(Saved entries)
□ □ □ □ □

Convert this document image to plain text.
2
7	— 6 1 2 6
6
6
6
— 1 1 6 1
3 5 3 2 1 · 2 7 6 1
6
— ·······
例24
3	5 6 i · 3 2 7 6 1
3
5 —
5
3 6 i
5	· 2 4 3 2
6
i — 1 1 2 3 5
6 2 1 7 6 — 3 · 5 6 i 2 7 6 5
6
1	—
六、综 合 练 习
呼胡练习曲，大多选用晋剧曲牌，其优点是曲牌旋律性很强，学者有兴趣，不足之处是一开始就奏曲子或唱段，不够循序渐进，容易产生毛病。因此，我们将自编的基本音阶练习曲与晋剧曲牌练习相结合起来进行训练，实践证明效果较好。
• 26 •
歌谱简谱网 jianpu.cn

□ □ □ □ □

**Stated problem:**
Copy the material above verbatim.

**Written response:**
Convert this document image to plain text.
2
7	— 6 1 2 6
6
6
6
— 1 1 6 1
3 5 3 2 1 · 2 7 6 1
6
— ·······
例24
3	5 6 i · 3 2 7 6 1
3
5 —
5
3 6 i
5	· 2 4 3 2
6
i — 1 1 2 3 5
6 2 1 7 6 — 3 · 5 6 i 2 7 6 5
6
1	—
六、综 合 练 习
呼胡练习曲，大多选用晋剧曲牌，其优点是曲牌旋律性很强，学者有兴趣，不足之处是一开始就奏曲子或唱段，不够循序渐进，容易产生毛病。因此，我们将自编的基本音阶练习曲与晋剧曲牌练习相结合起来进行训练，实践证明效果较好。
• 26 •
歌谱简谱网 jianpu.cn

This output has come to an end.